Write out the data below in full, unchanged, minus the images.

* [Provided information]
* * * * * * *

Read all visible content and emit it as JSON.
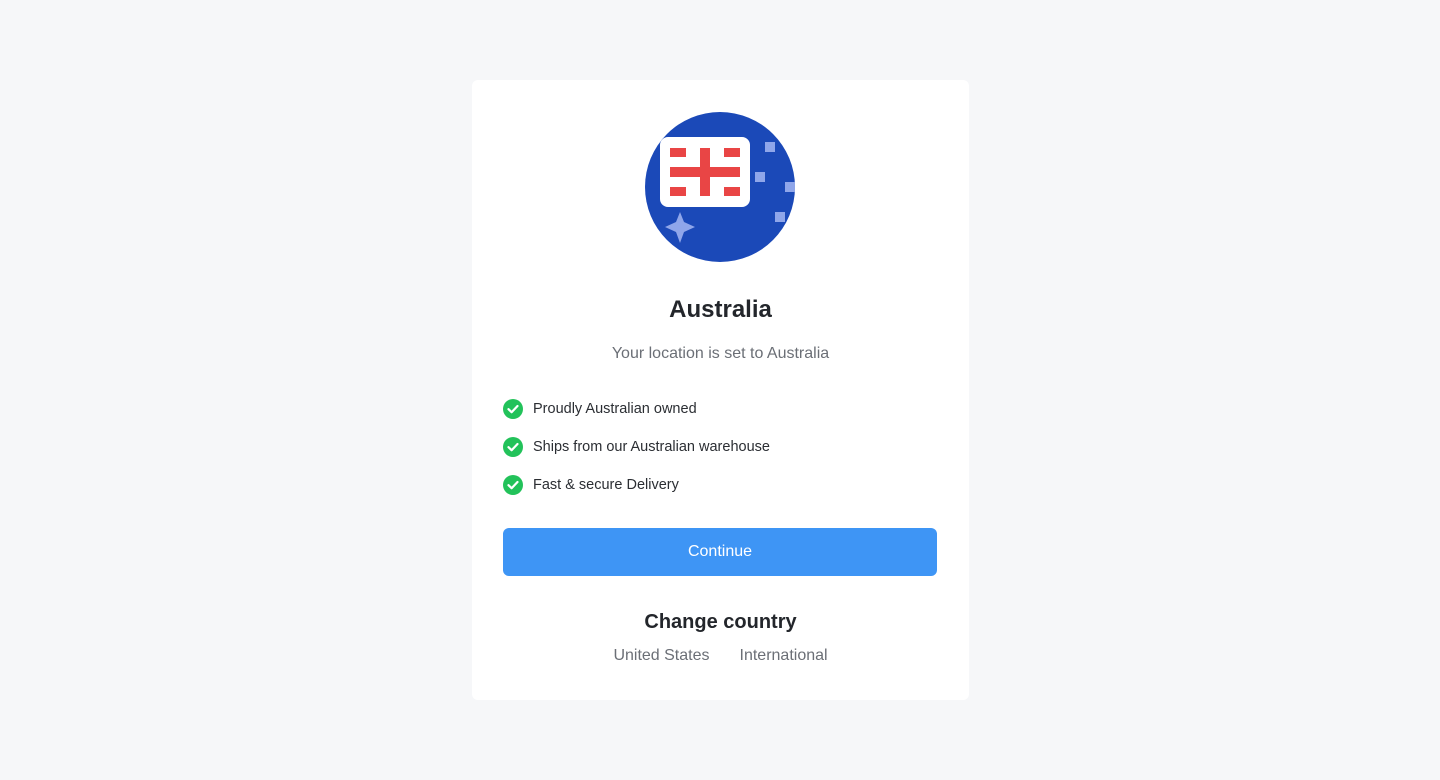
{
  "card": {
    "flag_icon": "australia-flag-icon",
    "title": "Australia",
    "subtitle": "Your location is set to Australia",
    "features": [
      {
        "icon": "check-circle-icon",
        "label": "Proudly Australian owned"
      },
      {
        "icon": "check-circle-icon",
        "label": "Ships from our Australian warehouse"
      },
      {
        "icon": "check-circle-icon",
        "label": "Fast & secure Delivery"
      }
    ],
    "continue_label": "Continue",
    "change_country": {
      "title": "Change country",
      "options": [
        "United States",
        "International"
      ]
    }
  },
  "colors": {
    "background": "#f6f7f9",
    "card": "#ffffff",
    "flag_blue": "#1b49b8",
    "flag_red": "#e94545",
    "check_green": "#22c25a",
    "button_blue": "#3e95f5"
  }
}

* * * * * * *

* [Reply to the exercise]
Read all visible content and emit it as JSON.
{
  "card": {
    "flag_icon": "australia-flag-icon",
    "title": "Australia",
    "subtitle": "Your location is set to Australia",
    "features": [
      {
        "icon": "check-circle-icon",
        "label": "Proudly Australian owned"
      },
      {
        "icon": "check-circle-icon",
        "label": "Ships from our Australian warehouse"
      },
      {
        "icon": "check-circle-icon",
        "label": "Fast & secure Delivery"
      }
    ],
    "continue_label": "Continue",
    "change_country": {
      "title": "Change country",
      "options": [
        "United States",
        "International"
      ]
    }
  },
  "colors": {
    "background": "#f6f7f9",
    "card": "#ffffff",
    "flag_blue": "#1b49b8",
    "flag_red": "#e94545",
    "check_green": "#22c25a",
    "button_blue": "#3e95f5"
  }
}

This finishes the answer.